═════ DATA LINES ═════

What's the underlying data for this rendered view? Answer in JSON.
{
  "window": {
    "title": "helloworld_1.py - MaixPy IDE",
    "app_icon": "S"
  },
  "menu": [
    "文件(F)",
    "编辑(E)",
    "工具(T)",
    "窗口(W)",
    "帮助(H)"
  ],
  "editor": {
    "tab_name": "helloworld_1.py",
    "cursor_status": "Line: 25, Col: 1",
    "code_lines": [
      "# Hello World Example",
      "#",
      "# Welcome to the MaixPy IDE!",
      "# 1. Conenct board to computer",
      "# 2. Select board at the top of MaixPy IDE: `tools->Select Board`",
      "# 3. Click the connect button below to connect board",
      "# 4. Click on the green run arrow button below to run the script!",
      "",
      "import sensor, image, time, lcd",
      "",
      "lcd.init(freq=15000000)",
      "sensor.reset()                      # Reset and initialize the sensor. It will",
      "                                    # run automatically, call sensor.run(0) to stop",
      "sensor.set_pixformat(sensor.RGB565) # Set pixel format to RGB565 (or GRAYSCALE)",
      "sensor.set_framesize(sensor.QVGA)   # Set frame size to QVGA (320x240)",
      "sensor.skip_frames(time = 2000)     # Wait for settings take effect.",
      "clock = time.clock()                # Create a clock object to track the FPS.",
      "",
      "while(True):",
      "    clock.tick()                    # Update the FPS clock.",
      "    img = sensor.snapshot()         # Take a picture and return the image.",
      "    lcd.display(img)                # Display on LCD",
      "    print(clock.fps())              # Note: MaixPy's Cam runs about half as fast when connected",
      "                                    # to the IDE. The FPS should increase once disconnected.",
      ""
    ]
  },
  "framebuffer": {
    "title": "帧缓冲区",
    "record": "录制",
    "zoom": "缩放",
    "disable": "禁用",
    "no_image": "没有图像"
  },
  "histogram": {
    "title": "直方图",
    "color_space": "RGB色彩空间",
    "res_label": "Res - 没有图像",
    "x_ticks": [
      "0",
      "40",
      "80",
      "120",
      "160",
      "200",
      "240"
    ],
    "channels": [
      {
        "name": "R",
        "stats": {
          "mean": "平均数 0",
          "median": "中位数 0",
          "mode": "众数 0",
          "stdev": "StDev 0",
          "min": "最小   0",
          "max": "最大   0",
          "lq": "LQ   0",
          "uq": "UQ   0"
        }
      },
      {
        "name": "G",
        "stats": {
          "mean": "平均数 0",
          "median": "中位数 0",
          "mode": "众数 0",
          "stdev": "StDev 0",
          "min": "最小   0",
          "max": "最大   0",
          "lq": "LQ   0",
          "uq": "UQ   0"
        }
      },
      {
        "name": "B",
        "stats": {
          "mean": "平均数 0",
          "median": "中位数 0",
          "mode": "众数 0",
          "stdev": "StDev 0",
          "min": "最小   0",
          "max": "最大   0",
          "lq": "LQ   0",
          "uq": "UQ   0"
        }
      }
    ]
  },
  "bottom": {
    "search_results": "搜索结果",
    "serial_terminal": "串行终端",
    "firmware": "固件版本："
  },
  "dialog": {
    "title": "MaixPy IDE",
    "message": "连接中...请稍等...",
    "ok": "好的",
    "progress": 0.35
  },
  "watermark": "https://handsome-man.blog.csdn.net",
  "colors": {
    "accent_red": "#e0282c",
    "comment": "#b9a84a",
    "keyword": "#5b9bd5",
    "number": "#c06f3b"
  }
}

═════

[SHORT EXERCISE]
Every line that holds the word "board" counts once; state the total number of such lines and nothing else.

[SOLVED PROBLEM]
3